*Available records:*
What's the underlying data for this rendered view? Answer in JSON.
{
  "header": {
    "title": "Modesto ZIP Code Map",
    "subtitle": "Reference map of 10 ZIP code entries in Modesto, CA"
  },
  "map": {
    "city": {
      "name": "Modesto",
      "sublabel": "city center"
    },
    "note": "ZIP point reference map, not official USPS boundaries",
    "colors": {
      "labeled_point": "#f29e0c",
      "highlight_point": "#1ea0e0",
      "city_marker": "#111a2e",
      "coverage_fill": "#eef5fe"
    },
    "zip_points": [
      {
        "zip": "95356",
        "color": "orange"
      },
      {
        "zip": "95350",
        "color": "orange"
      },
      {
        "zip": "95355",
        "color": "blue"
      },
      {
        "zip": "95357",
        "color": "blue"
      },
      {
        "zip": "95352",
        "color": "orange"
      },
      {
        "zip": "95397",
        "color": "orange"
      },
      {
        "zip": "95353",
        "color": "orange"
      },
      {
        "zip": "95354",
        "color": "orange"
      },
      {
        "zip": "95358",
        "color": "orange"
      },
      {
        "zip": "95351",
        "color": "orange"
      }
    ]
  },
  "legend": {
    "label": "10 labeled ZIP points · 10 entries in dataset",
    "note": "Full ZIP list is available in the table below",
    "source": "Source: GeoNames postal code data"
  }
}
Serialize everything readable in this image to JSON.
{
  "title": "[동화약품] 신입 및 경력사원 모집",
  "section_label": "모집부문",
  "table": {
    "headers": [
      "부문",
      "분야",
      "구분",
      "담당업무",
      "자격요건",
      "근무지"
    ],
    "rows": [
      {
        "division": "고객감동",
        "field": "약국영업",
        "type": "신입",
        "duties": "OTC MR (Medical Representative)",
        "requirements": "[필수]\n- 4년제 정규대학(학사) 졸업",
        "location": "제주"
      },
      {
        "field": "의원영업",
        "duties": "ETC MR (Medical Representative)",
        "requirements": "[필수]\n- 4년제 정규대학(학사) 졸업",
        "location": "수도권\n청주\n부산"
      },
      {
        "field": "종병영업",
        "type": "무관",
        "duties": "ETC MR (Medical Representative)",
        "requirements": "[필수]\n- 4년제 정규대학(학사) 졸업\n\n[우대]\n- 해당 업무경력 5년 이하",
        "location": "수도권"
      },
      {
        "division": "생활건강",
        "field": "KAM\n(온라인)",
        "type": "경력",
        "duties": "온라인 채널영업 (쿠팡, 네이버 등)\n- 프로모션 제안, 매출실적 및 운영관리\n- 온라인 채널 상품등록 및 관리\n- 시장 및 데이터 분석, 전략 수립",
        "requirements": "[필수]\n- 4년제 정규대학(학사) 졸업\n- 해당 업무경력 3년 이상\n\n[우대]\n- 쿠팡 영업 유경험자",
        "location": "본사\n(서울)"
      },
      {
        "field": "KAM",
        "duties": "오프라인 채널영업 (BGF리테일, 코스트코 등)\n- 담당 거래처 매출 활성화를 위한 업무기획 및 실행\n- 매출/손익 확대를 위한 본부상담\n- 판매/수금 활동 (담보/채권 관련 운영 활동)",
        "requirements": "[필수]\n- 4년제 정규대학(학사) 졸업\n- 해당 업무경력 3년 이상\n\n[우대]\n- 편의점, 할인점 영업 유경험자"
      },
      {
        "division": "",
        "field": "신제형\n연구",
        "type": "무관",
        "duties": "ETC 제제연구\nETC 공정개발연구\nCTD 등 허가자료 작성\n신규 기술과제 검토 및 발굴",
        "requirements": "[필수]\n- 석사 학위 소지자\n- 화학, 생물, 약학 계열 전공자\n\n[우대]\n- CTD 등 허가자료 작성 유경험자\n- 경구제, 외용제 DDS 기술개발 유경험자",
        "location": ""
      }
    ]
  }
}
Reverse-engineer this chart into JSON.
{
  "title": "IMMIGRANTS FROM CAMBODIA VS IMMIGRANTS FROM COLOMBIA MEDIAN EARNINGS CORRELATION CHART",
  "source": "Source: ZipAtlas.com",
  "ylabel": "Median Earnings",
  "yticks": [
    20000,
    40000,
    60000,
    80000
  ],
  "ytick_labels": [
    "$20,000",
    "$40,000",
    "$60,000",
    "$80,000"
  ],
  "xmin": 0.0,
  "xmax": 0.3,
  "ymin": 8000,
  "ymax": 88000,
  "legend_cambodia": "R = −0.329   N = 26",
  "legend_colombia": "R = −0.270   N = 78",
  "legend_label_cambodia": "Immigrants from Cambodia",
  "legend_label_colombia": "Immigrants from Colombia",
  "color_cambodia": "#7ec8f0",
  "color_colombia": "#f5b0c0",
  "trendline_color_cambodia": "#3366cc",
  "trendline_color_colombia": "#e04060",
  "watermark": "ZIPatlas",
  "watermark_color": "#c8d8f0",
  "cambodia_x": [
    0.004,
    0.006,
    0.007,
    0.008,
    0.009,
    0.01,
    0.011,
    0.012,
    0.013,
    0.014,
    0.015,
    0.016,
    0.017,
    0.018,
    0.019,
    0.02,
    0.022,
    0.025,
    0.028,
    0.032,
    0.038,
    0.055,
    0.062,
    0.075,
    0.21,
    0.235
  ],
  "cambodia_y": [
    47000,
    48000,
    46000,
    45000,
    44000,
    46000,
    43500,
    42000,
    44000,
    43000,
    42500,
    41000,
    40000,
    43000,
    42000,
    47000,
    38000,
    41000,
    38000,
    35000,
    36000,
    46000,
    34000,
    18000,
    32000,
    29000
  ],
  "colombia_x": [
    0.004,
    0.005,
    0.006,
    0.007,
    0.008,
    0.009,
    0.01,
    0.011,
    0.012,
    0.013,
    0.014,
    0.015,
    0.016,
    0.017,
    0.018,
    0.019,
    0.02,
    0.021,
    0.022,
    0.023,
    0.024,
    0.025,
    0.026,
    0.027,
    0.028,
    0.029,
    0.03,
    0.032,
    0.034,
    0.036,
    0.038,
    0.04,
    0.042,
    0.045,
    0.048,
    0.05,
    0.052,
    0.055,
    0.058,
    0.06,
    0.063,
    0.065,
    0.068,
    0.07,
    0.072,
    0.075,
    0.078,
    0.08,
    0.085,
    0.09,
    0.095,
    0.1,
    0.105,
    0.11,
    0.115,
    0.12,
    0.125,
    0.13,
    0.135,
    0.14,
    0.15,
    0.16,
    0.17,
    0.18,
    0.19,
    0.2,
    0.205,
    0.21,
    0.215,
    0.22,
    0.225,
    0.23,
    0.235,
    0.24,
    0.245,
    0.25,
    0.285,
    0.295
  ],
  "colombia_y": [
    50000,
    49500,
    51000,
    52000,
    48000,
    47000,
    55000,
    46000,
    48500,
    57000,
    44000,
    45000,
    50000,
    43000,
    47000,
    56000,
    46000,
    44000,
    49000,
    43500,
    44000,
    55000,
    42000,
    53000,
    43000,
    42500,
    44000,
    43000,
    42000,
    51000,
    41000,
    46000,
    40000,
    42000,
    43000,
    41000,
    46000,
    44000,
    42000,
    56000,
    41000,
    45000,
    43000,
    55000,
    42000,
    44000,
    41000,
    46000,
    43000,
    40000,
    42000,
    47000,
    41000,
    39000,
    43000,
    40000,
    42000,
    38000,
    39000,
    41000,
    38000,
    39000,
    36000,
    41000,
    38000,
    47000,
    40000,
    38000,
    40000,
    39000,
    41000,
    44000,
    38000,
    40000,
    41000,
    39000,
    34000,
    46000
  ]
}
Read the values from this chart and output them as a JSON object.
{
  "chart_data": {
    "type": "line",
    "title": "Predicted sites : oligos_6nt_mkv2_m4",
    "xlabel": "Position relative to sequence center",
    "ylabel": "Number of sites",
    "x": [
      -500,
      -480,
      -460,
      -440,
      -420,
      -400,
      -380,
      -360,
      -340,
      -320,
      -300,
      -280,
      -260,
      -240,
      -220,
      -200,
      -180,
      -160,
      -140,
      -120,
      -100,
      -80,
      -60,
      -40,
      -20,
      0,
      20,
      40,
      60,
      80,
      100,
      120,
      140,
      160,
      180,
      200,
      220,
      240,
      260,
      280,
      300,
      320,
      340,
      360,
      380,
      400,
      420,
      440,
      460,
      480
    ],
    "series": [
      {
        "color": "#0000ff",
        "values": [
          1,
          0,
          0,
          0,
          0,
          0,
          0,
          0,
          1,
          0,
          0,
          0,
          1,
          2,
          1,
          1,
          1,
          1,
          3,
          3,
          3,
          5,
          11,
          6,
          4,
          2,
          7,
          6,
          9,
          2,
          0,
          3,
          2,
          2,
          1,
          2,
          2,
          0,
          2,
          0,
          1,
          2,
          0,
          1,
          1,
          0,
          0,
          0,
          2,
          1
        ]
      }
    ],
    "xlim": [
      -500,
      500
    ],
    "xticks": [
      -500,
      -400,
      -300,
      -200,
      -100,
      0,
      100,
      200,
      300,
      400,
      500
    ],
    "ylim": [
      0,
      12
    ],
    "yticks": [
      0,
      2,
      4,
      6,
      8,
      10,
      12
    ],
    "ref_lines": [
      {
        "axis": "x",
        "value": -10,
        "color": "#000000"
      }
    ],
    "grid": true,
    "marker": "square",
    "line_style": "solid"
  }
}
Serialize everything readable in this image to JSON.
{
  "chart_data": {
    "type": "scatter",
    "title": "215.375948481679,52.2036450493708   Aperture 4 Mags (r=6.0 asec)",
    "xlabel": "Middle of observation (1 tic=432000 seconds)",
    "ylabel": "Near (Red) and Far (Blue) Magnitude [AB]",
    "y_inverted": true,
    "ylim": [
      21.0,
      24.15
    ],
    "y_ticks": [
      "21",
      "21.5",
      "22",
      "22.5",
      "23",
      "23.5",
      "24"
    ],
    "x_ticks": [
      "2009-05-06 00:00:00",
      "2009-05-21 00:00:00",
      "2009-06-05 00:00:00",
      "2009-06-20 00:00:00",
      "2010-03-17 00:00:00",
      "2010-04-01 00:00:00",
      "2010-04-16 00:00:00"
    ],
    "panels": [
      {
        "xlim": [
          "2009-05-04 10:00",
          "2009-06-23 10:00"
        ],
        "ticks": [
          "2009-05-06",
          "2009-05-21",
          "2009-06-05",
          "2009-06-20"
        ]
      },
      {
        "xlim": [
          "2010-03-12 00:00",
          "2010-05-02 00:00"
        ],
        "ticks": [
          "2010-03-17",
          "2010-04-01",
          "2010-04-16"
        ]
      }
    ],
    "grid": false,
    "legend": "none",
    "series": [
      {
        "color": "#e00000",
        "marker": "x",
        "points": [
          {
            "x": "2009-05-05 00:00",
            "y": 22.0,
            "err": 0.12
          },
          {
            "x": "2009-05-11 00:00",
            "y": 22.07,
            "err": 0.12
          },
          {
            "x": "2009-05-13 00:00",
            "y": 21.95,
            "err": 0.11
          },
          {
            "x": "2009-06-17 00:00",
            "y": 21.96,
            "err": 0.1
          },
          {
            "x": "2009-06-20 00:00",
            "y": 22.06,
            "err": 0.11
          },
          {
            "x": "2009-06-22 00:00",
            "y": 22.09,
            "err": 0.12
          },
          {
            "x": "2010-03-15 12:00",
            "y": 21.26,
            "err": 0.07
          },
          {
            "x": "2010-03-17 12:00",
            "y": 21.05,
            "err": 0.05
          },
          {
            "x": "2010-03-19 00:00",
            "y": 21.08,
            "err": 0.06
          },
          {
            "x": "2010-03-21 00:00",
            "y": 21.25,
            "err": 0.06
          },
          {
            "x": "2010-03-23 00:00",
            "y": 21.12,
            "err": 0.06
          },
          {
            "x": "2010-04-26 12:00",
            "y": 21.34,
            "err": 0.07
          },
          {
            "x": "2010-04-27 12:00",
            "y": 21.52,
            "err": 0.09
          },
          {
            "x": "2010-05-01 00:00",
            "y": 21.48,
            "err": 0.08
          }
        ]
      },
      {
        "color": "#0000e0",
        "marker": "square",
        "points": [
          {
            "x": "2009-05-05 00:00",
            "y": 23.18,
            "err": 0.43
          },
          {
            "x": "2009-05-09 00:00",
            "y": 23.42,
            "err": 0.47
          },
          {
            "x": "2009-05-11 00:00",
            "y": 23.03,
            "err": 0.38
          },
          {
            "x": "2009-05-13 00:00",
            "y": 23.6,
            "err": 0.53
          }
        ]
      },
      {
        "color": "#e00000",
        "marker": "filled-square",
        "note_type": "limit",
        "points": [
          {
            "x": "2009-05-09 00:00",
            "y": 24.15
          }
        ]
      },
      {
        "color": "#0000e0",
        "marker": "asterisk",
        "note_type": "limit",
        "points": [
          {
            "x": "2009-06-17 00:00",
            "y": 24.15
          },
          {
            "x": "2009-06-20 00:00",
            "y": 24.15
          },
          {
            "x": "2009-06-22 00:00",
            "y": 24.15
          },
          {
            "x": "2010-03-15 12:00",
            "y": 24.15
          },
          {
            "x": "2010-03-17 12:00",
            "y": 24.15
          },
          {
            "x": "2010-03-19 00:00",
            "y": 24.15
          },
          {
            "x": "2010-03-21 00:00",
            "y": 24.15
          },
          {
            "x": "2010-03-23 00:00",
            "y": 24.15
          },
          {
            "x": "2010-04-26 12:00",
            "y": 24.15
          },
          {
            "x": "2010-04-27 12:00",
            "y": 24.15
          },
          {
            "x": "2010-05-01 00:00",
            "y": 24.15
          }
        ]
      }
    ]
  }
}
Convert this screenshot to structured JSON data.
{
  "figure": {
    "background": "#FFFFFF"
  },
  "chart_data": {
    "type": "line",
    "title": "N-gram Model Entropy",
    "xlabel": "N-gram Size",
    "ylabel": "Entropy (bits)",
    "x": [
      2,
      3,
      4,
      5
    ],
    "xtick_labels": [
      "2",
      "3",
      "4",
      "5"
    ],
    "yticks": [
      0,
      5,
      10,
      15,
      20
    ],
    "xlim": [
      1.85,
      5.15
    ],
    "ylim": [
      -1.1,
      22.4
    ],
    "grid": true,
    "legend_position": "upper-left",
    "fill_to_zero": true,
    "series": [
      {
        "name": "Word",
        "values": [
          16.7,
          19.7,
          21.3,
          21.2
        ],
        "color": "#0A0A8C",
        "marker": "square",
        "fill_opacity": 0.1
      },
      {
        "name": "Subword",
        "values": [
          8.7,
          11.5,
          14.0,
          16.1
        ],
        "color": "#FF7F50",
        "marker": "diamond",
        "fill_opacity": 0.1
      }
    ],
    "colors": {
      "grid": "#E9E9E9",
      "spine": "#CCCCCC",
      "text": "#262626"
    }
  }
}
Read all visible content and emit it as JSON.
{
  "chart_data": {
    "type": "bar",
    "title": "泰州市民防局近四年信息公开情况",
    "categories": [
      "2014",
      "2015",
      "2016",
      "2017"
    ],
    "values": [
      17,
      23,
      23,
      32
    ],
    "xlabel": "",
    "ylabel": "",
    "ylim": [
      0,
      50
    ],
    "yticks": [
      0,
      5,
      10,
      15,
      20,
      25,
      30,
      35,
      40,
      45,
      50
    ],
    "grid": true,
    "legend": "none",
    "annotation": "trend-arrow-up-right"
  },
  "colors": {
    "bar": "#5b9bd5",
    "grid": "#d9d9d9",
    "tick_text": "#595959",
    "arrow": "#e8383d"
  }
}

*Instructions for the task:*
How many of the lines above hold the word "Source"? Give only that number.

*Written reply:*
2